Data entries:
========

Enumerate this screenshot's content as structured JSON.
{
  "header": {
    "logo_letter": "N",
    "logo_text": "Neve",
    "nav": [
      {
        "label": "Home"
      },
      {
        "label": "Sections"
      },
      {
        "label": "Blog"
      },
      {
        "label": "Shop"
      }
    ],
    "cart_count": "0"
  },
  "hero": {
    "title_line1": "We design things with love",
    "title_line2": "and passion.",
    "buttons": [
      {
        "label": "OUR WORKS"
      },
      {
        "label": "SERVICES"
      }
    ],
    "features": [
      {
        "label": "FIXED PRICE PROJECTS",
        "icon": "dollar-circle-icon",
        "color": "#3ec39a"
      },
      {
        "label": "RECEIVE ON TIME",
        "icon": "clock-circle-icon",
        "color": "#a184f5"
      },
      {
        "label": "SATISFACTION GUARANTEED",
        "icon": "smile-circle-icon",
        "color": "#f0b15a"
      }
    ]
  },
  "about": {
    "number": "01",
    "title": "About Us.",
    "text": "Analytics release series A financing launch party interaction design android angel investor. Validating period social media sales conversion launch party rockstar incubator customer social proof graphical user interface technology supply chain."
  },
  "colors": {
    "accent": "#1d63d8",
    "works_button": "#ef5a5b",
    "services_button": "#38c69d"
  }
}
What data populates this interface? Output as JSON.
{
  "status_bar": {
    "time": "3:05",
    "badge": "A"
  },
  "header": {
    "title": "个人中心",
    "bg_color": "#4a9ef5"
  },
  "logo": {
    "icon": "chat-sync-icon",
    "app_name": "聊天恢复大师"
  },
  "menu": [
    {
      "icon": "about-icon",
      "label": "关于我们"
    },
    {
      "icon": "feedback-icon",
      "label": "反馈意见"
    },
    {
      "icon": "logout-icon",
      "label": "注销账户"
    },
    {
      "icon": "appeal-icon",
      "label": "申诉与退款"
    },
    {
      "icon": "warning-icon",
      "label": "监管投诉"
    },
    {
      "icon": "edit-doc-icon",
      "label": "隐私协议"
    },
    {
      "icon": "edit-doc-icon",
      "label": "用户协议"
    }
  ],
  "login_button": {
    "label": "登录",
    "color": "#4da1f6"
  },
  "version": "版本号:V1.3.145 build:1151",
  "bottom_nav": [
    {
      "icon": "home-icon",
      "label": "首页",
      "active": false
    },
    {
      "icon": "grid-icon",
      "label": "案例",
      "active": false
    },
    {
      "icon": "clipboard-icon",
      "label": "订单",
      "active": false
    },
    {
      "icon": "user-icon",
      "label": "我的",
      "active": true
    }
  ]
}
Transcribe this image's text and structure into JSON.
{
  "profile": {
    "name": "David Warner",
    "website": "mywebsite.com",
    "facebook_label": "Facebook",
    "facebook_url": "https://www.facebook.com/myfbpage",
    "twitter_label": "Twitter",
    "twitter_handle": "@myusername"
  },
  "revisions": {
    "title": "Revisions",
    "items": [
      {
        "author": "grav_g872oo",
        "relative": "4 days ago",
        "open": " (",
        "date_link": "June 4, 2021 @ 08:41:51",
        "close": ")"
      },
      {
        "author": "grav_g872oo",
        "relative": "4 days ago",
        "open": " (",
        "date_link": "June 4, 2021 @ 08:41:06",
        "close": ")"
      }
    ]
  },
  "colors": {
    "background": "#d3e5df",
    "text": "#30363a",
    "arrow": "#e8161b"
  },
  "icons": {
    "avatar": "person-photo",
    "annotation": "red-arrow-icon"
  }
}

========

* WHAT TO PRODUCE *
Please reproduce each line exactly as written.

* PROBLEM SOLUTION *
Enumerate this screenshot's content as structured JSON.
{
  "header": {
    "logo_letter": "N",
    "logo_text": "Neve",
    "nav": [
      {
        "label": "Home"
      },
      {
        "label": "Sections"
      },
      {
        "label": "Blog"
      },
      {
        "label": "Shop"
      }
    ],
    "cart_count": "0"
  },
  "hero": {
    "title_line1": "We design things with love",
    "title_line2": "and passion.",
    "buttons": [
      {
        "label": "OUR WORKS"
      },
      {
        "label": "SERVICES"
      }
    ],
    "features": [
      {
        "label": "FIXED PRICE PROJECTS",
        "icon": "dollar-circle-icon",
        "color": "#3ec39a"
      },
      {
        "label": "RECEIVE ON TIME",
        "icon": "clock-circle-icon",
        "color": "#a184f5"
      },
      {
        "label": "SATISFACTION GUARANTEED",
        "icon": "smile-circle-icon",
        "color": "#f0b15a"
      }
    ]
  },
  "about": {
    "number": "01",
    "title": "About Us.",
    "text": "Analytics release series A financing launch party interaction design android angel investor. Validating period social media sales conversion launch party rockstar incubator customer social proof graphical user interface technology supply chain."
  },
  "colors": {
    "accent": "#1d63d8",
    "works_button": "#ef5a5b",
    "services_button": "#38c69d"
  }
}
What data populates this interface? Output as JSON.
{
  "status_bar": {
    "time": "3:05",
    "badge": "A"
  },
  "header": {
    "title": "个人中心",
    "bg_color": "#4a9ef5"
  },
  "logo": {
    "icon": "chat-sync-icon",
    "app_name": "聊天恢复大师"
  },
  "menu": [
    {
      "icon": "about-icon",
      "label": "关于我们"
    },
    {
      "icon": "feedback-icon",
      "label": "反馈意见"
    },
    {
      "icon": "logout-icon",
      "label": "注销账户"
    },
    {
      "icon": "appeal-icon",
      "label": "申诉与退款"
    },
    {
      "icon": "warning-icon",
      "label": "监管投诉"
    },
    {
      "icon": "edit-doc-icon",
      "label": "隐私协议"
    },
    {
      "icon": "edit-doc-icon",
      "label": "用户协议"
    }
  ],
  "login_button": {
    "label": "登录",
    "color": "#4da1f6"
  },
  "version": "版本号:V1.3.145 build:1151",
  "bottom_nav": [
    {
      "icon": "home-icon",
      "label": "首页",
      "active": false
    },
    {
      "icon": "grid-icon",
      "label": "案例",
      "active": false
    },
    {
      "icon": "clipboard-icon",
      "label": "订单",
      "active": false
    },
    {
      "icon": "user-icon",
      "label": "我的",
      "active": true
    }
  ]
}
Transcribe this image's text and structure into JSON.
{
  "profile": {
    "name": "David Warner",
    "website": "mywebsite.com",
    "facebook_label": "Facebook",
    "facebook_url": "https://www.facebook.com/myfbpage",
    "twitter_label": "Twitter",
    "twitter_handle": "@myusername"
  },
  "revisions": {
    "title": "Revisions",
    "items": [
      {
        "author": "grav_g872oo",
        "relative": "4 days ago",
        "open": " (",
        "date_link": "June 4, 2021 @ 08:41:51",
        "close": ")"
      },
      {
        "author": "grav_g872oo",
        "relative": "4 days ago",
        "open": " (",
        "date_link": "June 4, 2021 @ 08:41:06",
        "close": ")"
      }
    ]
  },
  "colors": {
    "background": "#d3e5df",
    "text": "#30363a",
    "arrow": "#e8161b"
  },
  "icons": {
    "avatar": "person-photo",
    "annotation": "red-arrow-icon"
  }
}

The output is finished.